→ INSTRUCTION
Pick out every line with the word "Ódry" and copy it.

→ MATERIAL FOR THE TASK
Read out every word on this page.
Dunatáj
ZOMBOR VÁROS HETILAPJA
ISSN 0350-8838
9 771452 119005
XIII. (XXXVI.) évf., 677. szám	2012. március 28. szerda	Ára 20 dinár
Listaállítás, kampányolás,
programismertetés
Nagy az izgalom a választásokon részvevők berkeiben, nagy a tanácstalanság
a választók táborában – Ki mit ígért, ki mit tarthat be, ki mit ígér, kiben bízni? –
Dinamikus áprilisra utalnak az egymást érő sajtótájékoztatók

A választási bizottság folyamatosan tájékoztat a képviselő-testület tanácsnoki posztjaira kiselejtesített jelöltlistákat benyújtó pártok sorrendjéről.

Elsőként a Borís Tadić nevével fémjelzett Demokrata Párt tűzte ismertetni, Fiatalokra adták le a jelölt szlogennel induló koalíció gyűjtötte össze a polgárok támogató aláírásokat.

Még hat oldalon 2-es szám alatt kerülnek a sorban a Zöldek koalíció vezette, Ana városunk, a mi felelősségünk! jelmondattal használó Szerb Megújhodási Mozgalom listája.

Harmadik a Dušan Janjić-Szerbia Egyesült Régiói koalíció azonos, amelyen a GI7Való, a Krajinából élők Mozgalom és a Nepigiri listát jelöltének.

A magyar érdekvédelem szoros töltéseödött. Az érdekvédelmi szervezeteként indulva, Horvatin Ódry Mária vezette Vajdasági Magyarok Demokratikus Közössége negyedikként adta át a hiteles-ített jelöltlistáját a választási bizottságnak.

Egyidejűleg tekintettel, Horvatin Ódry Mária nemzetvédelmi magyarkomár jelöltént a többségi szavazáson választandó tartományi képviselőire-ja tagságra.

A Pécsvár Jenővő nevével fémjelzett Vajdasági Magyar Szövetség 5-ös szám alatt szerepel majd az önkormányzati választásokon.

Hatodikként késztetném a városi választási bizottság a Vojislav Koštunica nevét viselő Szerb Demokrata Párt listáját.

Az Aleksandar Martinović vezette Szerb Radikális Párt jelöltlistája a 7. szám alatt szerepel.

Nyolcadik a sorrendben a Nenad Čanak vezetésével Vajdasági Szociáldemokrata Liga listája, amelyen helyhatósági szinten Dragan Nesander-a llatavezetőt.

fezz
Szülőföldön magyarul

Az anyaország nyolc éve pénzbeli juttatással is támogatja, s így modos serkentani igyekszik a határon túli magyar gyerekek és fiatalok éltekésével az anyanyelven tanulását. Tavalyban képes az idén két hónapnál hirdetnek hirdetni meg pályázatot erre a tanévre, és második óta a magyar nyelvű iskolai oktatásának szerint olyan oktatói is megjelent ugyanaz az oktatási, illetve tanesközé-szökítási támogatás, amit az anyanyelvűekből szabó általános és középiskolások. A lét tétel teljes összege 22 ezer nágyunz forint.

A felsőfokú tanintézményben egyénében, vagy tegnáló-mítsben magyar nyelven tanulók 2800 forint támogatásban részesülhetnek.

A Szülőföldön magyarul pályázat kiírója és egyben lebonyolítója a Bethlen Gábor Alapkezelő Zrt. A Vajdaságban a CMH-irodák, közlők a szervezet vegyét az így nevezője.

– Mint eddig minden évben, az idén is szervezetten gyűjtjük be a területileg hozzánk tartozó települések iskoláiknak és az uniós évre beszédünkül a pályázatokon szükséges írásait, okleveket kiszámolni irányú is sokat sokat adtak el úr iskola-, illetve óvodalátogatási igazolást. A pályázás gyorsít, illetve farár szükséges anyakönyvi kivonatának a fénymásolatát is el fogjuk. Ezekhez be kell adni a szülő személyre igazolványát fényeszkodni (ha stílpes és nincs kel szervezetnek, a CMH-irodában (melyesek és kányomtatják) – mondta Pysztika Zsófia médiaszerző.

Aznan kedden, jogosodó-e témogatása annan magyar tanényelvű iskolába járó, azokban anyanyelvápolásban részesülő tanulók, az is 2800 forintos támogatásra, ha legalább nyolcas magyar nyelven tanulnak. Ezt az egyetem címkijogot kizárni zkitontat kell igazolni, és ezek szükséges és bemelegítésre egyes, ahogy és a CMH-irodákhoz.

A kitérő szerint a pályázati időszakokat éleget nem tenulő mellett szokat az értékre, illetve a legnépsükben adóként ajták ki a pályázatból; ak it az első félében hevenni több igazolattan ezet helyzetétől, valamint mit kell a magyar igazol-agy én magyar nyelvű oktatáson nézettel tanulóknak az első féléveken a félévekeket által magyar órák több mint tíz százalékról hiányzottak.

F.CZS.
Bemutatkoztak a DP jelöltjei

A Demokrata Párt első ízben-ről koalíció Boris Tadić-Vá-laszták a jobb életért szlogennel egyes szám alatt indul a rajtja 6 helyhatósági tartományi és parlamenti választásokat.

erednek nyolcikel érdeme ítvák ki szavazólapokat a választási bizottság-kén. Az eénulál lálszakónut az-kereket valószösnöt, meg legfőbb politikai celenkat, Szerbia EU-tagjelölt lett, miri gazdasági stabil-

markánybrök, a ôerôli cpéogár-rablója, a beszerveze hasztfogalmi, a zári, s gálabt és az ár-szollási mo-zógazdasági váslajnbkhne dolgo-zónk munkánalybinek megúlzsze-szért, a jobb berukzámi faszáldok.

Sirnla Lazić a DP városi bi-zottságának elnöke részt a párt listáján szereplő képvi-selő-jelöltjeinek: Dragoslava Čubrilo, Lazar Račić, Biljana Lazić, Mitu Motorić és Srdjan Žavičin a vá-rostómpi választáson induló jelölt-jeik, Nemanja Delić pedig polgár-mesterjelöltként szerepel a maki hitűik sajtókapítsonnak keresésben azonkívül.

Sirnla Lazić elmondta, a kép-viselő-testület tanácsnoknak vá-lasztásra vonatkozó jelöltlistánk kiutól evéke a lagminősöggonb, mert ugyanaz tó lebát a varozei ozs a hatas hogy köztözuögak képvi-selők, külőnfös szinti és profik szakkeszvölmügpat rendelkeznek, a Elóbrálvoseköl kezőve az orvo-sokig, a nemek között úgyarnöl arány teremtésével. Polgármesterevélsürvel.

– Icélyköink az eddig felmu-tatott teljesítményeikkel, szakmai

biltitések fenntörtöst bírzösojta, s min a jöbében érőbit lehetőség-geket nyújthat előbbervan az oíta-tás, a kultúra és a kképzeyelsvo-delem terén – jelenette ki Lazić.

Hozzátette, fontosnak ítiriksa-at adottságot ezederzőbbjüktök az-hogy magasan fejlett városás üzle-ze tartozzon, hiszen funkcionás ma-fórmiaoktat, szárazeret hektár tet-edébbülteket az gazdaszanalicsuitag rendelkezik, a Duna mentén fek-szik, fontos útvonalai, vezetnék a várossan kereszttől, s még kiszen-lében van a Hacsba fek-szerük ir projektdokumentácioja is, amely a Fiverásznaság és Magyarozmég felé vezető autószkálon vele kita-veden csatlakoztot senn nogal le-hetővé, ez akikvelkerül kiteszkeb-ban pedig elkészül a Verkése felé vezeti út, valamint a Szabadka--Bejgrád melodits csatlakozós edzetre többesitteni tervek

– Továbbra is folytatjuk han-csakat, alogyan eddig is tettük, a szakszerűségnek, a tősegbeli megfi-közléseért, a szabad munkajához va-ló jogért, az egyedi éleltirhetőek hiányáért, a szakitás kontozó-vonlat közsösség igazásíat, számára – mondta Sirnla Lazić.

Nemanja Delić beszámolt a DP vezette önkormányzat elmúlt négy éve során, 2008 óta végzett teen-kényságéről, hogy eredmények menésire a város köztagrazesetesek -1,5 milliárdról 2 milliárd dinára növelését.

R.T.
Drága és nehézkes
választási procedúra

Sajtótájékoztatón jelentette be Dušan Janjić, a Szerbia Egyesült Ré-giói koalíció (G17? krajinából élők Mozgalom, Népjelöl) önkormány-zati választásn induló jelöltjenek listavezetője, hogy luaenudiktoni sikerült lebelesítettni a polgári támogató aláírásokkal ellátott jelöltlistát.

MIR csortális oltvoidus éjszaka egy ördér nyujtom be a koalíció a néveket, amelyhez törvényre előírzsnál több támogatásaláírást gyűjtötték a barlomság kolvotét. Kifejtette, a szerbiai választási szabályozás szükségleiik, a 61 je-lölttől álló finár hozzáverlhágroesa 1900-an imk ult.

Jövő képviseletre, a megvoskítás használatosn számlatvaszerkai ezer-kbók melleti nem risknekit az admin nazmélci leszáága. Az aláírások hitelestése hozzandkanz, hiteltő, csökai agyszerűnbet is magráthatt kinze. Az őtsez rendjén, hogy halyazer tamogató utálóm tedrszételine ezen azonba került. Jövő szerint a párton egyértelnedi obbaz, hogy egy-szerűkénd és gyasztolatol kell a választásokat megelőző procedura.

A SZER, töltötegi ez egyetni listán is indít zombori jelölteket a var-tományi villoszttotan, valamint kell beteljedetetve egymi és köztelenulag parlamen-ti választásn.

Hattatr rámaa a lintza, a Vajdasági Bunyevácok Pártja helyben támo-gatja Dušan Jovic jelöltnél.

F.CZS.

→ EXERCISE ANSWER
A magyar érdekvédelem szoros töltéseödött. Az érdekvédelmi szervezeteként indulva, Horvatin Ódry Mária vezette Vajdasági Magyarok Demokratikus Közössége negyedikként adta át a hiteles-ített jelöltlistáját a választási bizottságnak.
Egyidejűleg tekintettel, Horvatin Ódry Mária nemzetvédelmi magyarkomár jelöltént a többségi szavazáson választandó tartományi képviselőire-ja tagságra.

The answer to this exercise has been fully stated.